> [PROMPT]: Compute the number of lines that include the string "간식상자", then output that number and nothing else.

[Data entries]
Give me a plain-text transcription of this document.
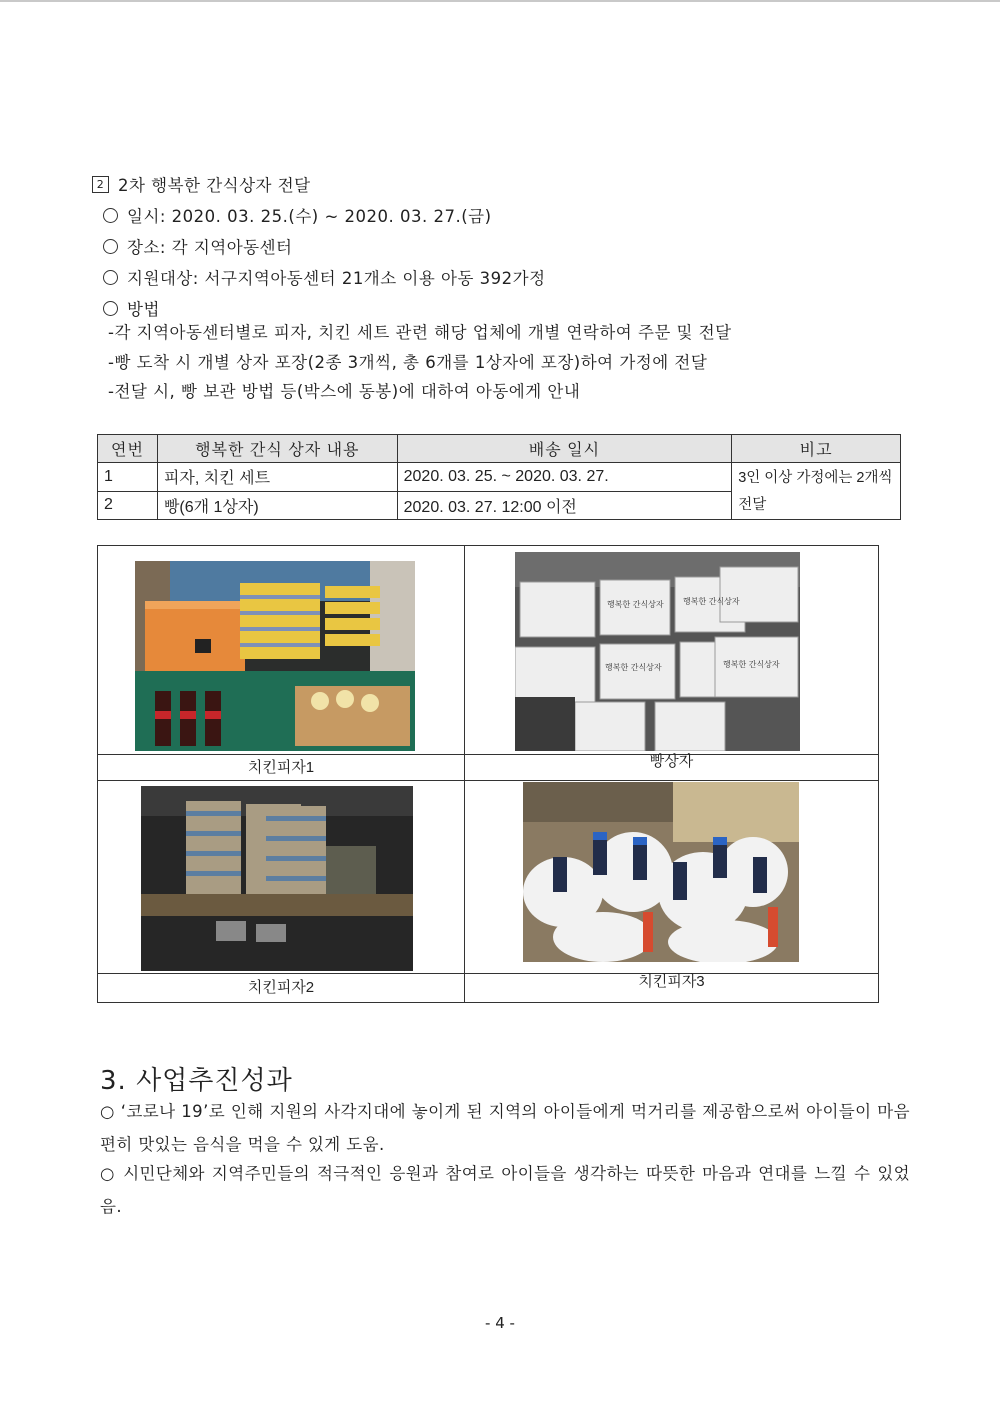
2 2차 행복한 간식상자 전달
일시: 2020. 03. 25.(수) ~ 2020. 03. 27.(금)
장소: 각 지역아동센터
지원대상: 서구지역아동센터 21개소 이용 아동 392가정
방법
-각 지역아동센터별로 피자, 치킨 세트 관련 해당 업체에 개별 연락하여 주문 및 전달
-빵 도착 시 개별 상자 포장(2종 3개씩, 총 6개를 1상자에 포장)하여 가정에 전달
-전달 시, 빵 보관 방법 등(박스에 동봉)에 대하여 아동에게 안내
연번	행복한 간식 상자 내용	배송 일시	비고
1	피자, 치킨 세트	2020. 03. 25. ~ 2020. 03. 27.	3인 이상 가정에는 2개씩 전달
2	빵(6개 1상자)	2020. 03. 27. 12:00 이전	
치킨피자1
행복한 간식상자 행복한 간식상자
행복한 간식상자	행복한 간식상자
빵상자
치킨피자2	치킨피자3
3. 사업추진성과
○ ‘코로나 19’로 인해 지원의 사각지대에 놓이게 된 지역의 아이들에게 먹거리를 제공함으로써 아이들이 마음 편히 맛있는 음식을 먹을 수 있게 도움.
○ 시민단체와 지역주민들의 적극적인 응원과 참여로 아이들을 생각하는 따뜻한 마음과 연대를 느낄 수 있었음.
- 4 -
--
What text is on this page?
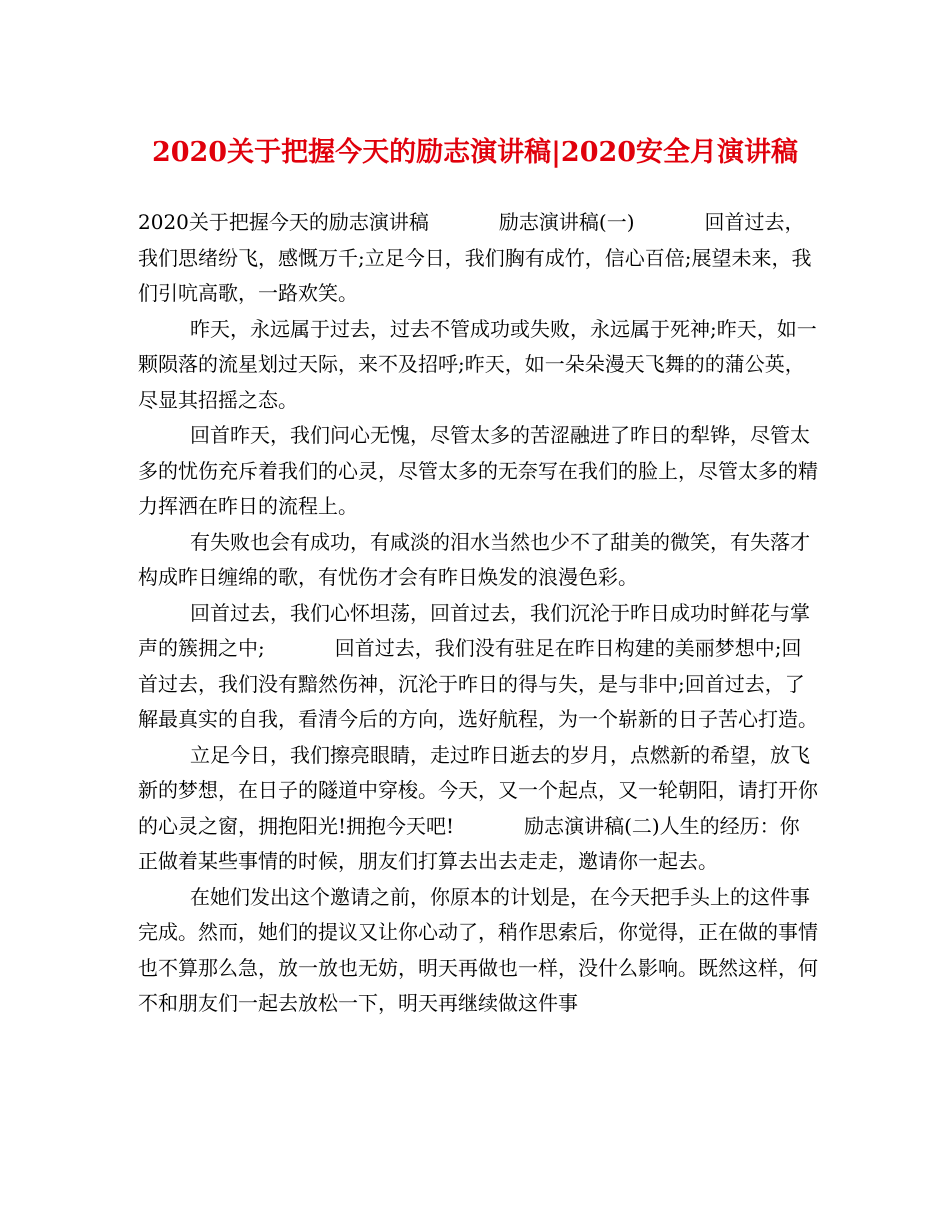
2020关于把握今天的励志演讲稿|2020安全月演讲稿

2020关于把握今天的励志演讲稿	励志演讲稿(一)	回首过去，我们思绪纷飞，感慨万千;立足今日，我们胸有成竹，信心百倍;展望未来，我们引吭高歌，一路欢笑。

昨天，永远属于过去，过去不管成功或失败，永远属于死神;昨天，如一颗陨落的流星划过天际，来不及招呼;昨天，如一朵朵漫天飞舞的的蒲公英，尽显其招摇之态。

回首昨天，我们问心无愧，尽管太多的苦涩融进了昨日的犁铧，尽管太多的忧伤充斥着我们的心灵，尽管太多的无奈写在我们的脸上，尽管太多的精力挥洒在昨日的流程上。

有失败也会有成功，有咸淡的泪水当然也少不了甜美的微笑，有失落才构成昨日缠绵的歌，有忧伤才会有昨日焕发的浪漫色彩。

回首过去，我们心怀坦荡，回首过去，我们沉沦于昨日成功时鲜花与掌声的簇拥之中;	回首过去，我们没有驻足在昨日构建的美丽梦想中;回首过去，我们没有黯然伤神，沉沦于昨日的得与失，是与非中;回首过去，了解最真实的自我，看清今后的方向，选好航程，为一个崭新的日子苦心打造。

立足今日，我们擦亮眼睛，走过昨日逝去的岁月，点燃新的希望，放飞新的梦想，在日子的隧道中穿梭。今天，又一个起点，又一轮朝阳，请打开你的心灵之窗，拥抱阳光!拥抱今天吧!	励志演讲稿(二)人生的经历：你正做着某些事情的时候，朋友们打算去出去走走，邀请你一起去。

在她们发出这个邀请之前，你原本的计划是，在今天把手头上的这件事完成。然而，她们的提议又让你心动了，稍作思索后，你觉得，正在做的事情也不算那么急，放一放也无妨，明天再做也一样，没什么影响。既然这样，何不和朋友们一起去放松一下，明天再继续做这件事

> [EXERCISE RESULT]: 3